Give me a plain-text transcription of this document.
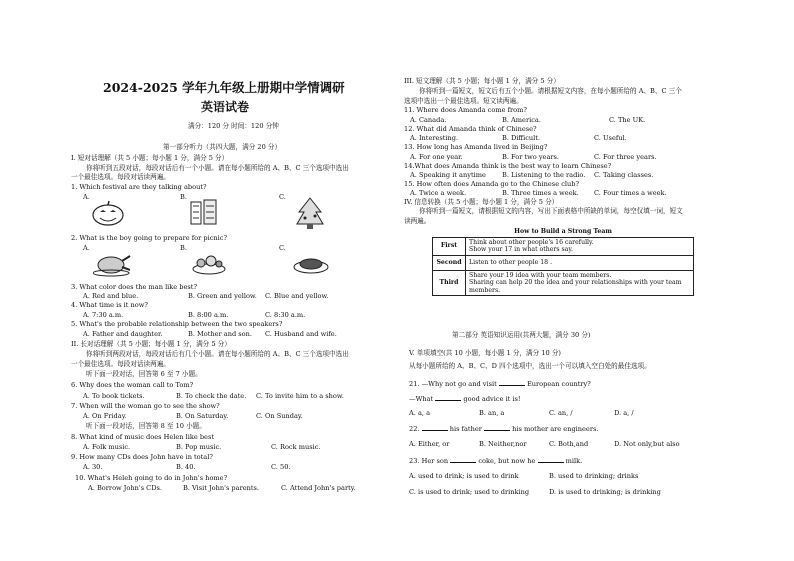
2024-2025 学年九年级上册期中学情调研
英语试卷
满分：120 分 时间：120 分钟
第一部分听力（共四大题，满分 20 分）
I. 短对话理解（共 5 小题；每小题 1 分，满分 5 分）
你将听到五段对话，每段对话后有一个小题。请在每小题所给的 A、B、C 三个选项中选出
一个最佳选项。每段对话读两遍。
1. Which festival are they talking about?
A.	B.	C.
2. What is the boy going to prepare for picnic?
A.	B.	C.
3. What color does the man like best?
A. Red and blue.	B. Green and yellow. C. Blue and yellow.
4. What time is it now?
A. 7:30 a.m.	B. 8:00 a.m.	C. 8:30 a.m.
5. What's the probable relationship between the two speakers?
A. Father and daughter.	B. Mother and son. C. Husband and wife.
II. 长对话理解（共 5 小题；每小题 1 分，满分 5 分）
你将听到两段对话，每段对话后有几个小题。请在每小题所给的 A、B、C 三个选项中选出
一个最佳选项。每段对话读两遍。
听下面一段对话，回答第 6 至 7 小题。
6. Why does the woman call to Tom?
A. To book tickets.	B. To check the date. C. To invite him to a show.
7. When will the woman go to see the show?
A. On Friday.	B. On Saturday.	C. On Sunday.
听下面一段对话，回答第 8 至 10 小题。
8. What kind of music does Helen like best
A. Folk music.	B. Pop music.	C. Rock music.
9. How many CDs does John have in total?
A. 30.	B. 40.	C. 50.
10. What's Heleh going to do in John's home?
A. Borrow John's CDs.	B. Visit John's parents.	C. Attend John's party.
III. 短文理解（共 5 小题；每小题 1 分，满分 5 分）
你将听到一篇短文，短文后有五个小题。请根据短文内容，在每小题所给的 A、B、C 三个
选项中选出一个最佳选项。短文读两遍。
11. Where does Amanda come from?
A. Canada.	B. America.	C. The UK.
12. What did Amanda think of Chinese?
A. Interesting.	B. Difficult.	C. Useful.
13. How long has Amanda lived in Beijing?
A. For one year.	B. For two years.	C. For three years.
14.What does Amanda think is the best way to learn Chinese?
A. Speaking it anytime B. Listening to the radio. C. Taking classes.
15. How often does Amanda go to the Chinese club?
A. Twice a week.	B. Three times a week. C. Four times a week.
IV. 信息转换（共 5 小题；每小题 1 分，满分 5 分）
你将听到一篇短文，请根据短文的内容，写出下面表格中所缺的单词，每空仅填一词，短文
读两遍。
How to Build a Strong Team	
First	Think about other people's 16 carefully.
Show your 17 in what others say.

Second	Listen to other people 18 .

Third	Share your 19 idea with your team members.
Sharing can help 20 the idea and your relationships with your team members.
第二部分 英语知识运用(共两大题，满分 30 分)
V. 单项填空(共 10 小题，每小题 1 分，满分 10 分)
从每小题所给的 A、B、C、D 四个选项中，选出一个可以填入空白处的最佳选项。
21. —Why not go and visit	European country?
—What	good advice it is!
A. a, a	B. an, a	C. an, /	D. a, /
22.	his father	his mother are engineers.
A. Either, or	B. Neither,nor	C. Both,and	D. Not only,but also
23. Her son	coke, but now he	milk.
A. used to drink; is used to drink	B. used to drinking; drinks
C. is used to drink; used to drinking	D. is used to drinking; is drinking
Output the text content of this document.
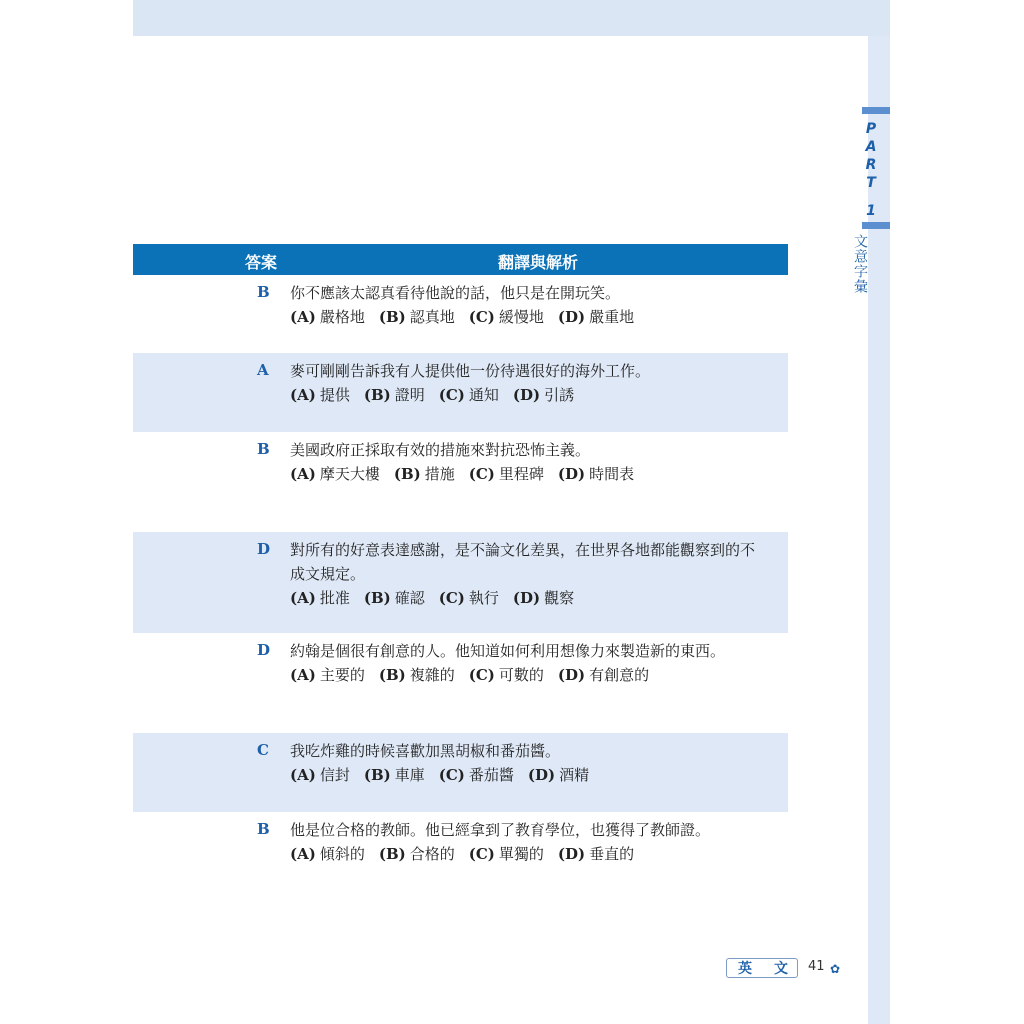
P
A
R
T
1
文意字彙
答案	翻譯與解析
B 你不應該太認真看待他說的話，他只是在開玩笑。
(A) 嚴格地 (B) 認真地 (C) 緩慢地 (D) 嚴重地
A 麥可剛剛告訴我有人提供他一份待遇很好的海外工作。
(A) 提供 (B) 證明 (C) 通知 (D) 引誘
B 美國政府正採取有效的措施來對抗恐怖主義。
(A) 摩天大樓 (B) 措施 (C) 里程碑 (D) 時間表
D 對所有的好意表達感謝，是不論文化差異，在世界各地都能觀察到的不
成文規定。
(A) 批准 (B) 確認 (C) 執行 (D) 觀察
D 約翰是個很有創意的人。他知道如何利用想像力來製造新的東西。
(A) 主要的 (B) 複雜的 (C) 可數的 (D) 有創意的
C 我吃炸雞的時候喜歡加黑胡椒和番茄醬。
(A) 信封 (B) 車庫 (C) 番茄醬 (D) 酒精
B 他是位合格的教師。他已經拿到了教育學位，也獲得了教師證。
(A) 傾斜的 (B) 合格的 (C) 單獨的 (D) 垂直的
英文
41 ✿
★ ★ ★ ★
WRITTEN TASK
Each record above is to be restated exactly, with its pictures removed from the copy.

RIGHT ANSWER
Give me a plain-text transcription of this document.
2024-2025 学年九年级上册期中学情调研
英语试卷
满分：120 分 时间：120 分钟
第一部分听力（共四大题，满分 20 分）
I. 短对话理解（共 5 小题；每小题 1 分，满分 5 分）
你将听到五段对话，每段对话后有一个小题。请在每小题所给的 A、B、C 三个选项中选出
一个最佳选项。每段对话读两遍。
1. Which festival are they talking about?
A.	B.	C.
2. What is the boy going to prepare for picnic?
A.	B.	C.
3. What color does the man like best?
A. Red and blue.	B. Green and yellow. C. Blue and yellow.
4. What time is it now?
A. 7:30 a.m.	B. 8:00 a.m.	C. 8:30 a.m.
5. What's the probable relationship between the two speakers?
A. Father and daughter.	B. Mother and son. C. Husband and wife.
II. 长对话理解（共 5 小题；每小题 1 分，满分 5 分）
你将听到两段对话，每段对话后有几个小题。请在每小题所给的 A、B、C 三个选项中选出
一个最佳选项。每段对话读两遍。
听下面一段对话，回答第 6 至 7 小题。
6. Why does the woman call to Tom?
A. To book tickets.	B. To check the date. C. To invite him to a show.
7. When will the woman go to see the show?
A. On Friday.	B. On Saturday.	C. On Sunday.
听下面一段对话，回答第 8 至 10 小题。
8. What kind of music does Helen like best
A. Folk music.	B. Pop music.	C. Rock music.
9. How many CDs does John have in total?
A. 30.	B. 40.	C. 50.
10. What's Heleh going to do in John's home?
A. Borrow John's CDs.	B. Visit John's parents.	C. Attend John's party.
III. 短文理解（共 5 小题；每小题 1 分，满分 5 分）
你将听到一篇短文，短文后有五个小题。请根据短文内容，在每小题所给的 A、B、C 三个
选项中选出一个最佳选项。短文读两遍。
11. Where does Amanda come from?
A. Canada.	B. America.	C. The UK.
12. What did Amanda think of Chinese?
A. Interesting.	B. Difficult.	C. Useful.
13. How long has Amanda lived in Beijing?
A. For one year.	B. For two years.	C. For three years.
14.What does Amanda think is the best way to learn Chinese?
A. Speaking it anytime B. Listening to the radio. C. Taking classes.
15. How often does Amanda go to the Chinese club?
A. Twice a week.	B. Three times a week. C. Four times a week.
IV. 信息转换（共 5 小题；每小题 1 分，满分 5 分）
你将听到一篇短文，请根据短文的内容，写出下面表格中所缺的单词，每空仅填一词，短文
读两遍。
How to Build a Strong Team	
First	Think about other people's 16 carefully.
Show your 17 in what others say.

Second	Listen to other people 18 .

Third	Share your 19 idea with your team members.
Sharing can help 20 the idea and your relationships with your team members.
第二部分 英语知识运用(共两大题，满分 30 分)
V. 单项填空(共 10 小题，每小题 1 分，满分 10 分)
从每小题所给的 A、B、C、D 四个选项中，选出一个可以填入空白处的最佳选项。
21. —Why not go and visit	European country?
—What	good advice it is!
A. a, a	B. an, a	C. an, /	D. a, /
22.	his father	his mother are engineers.
A. Either, or	B. Neither,nor	C. Both,and	D. Not only,but also
23. Her son	coke, but now he	milk.
A. used to drink; is used to drink	B. used to drinking; drinks
C. is used to drink; used to drinking	D. is used to drinking; is drinking
Output the text content of this document.
P
A
R
T
1
文意字彙
答案	翻譯與解析
B 你不應該太認真看待他說的話，他只是在開玩笑。
(A) 嚴格地 (B) 認真地 (C) 緩慢地 (D) 嚴重地
A 麥可剛剛告訴我有人提供他一份待遇很好的海外工作。
(A) 提供 (B) 證明 (C) 通知 (D) 引誘
B 美國政府正採取有效的措施來對抗恐怖主義。
(A) 摩天大樓 (B) 措施 (C) 里程碑 (D) 時間表
D 對所有的好意表達感謝，是不論文化差異，在世界各地都能觀察到的不
成文規定。
(A) 批准 (B) 確認 (C) 執行 (D) 觀察
D 約翰是個很有創意的人。他知道如何利用想像力來製造新的東西。
(A) 主要的 (B) 複雜的 (C) 可數的 (D) 有創意的
C 我吃炸雞的時候喜歡加黑胡椒和番茄醬。
(A) 信封 (B) 車庫 (C) 番茄醬 (D) 酒精
B 他是位合格的教師。他已經拿到了教育學位，也獲得了教師證。
(A) 傾斜的 (B) 合格的 (C) 單獨的 (D) 垂直的
英文
41 ✿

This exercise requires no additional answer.